(Stored dataset items)
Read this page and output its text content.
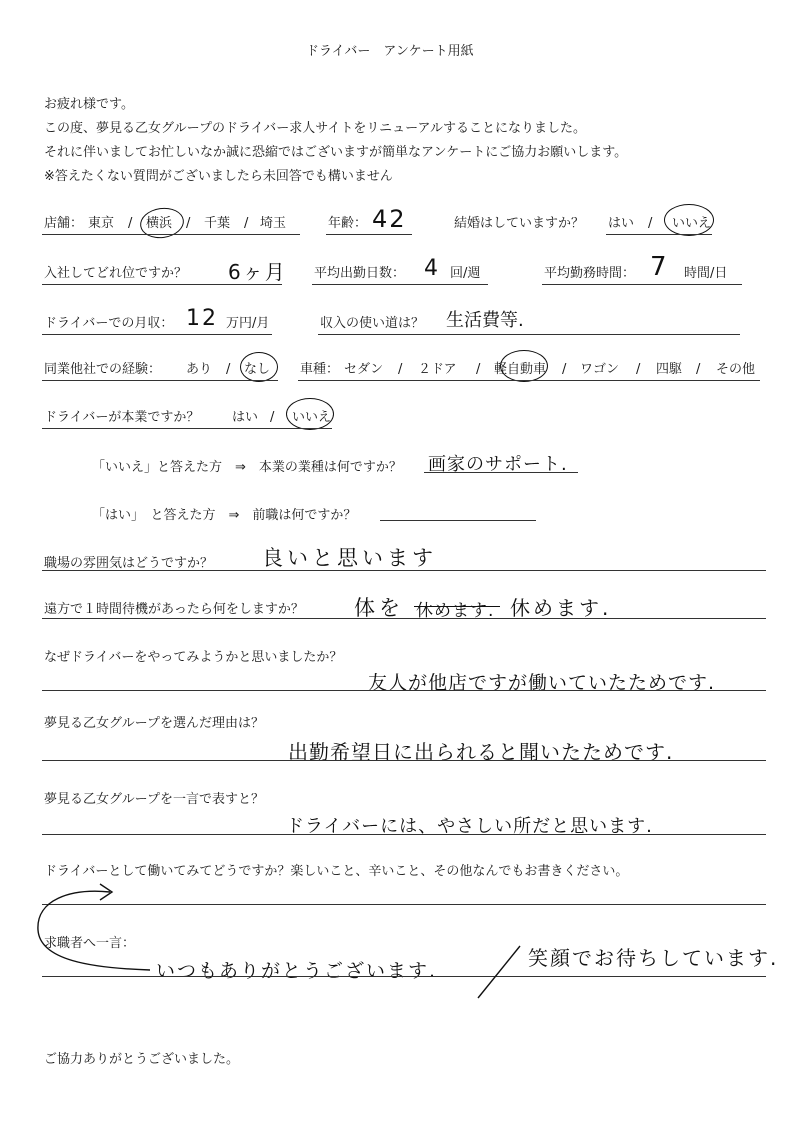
ドライバー　アンケート用紙
お疲れ様です。
この度、夢見る乙女グループのドライバー求人サイトをリニューアルすることになりました。
それに伴いましてお忙しいなか誠に恐縮ではございますが簡単なアンケートにご協力お願いします。
※答えたくない質問がございましたら未回答でも構いません
店舗： 東京 / 横浜 / 千葉 / 埼玉	年齢： 42	結婚はしていますか？ はい / いいえ
入社してどれ位ですか？ 6ヶ月 平均出勤日数： 4 回/週	平均勤務時間： 7 時間/日
ドライバーでの月収： 12 万円/月	収入の使い道は？ 生活費等.
同業他社での経験： あり / なし 車種： セダン / ２ドア / 軽自動車 / ワゴン / 四駆 / その他
ドライバーが本業ですか？	はい / いいえ
「いいえ」と答えた方　⇒　本業の業種は何ですか？ 画家のサポート.
「はい」　と答えた方　⇒　前職は何ですか？
職場の雰囲気はどうですか？ 良いと思います
遠方で１時間待機があったら何をしますか？ 体を 休めます. 休めます.
なぜドライバーをやってみようかと思いましたか？
友人が他店ですが働いていたためです.
夢見る乙女グループを選んだ理由は？
出勤希望日に出られると聞いたためです.
夢見る乙女グループを一言で表すと？
ドライバーには、やさしい所だと思います.
ドライバーとして働いてみてどうですか？楽しいこと、辛いこと、その他なんでもお書きください。
求職者へ一言：
いつもありがとうございます.
笑顔でお待ちしています.
ご協力ありがとうございました。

• **PROBLEM DETAILS**
Look through the records and gather each line with the word "と答えた方".

• **THE SOLUTION**
「いいえ」と答えた方　⇒　本業の業種は何ですか？ 画家のサポート.
「はい」　と答えた方　⇒　前職は何ですか？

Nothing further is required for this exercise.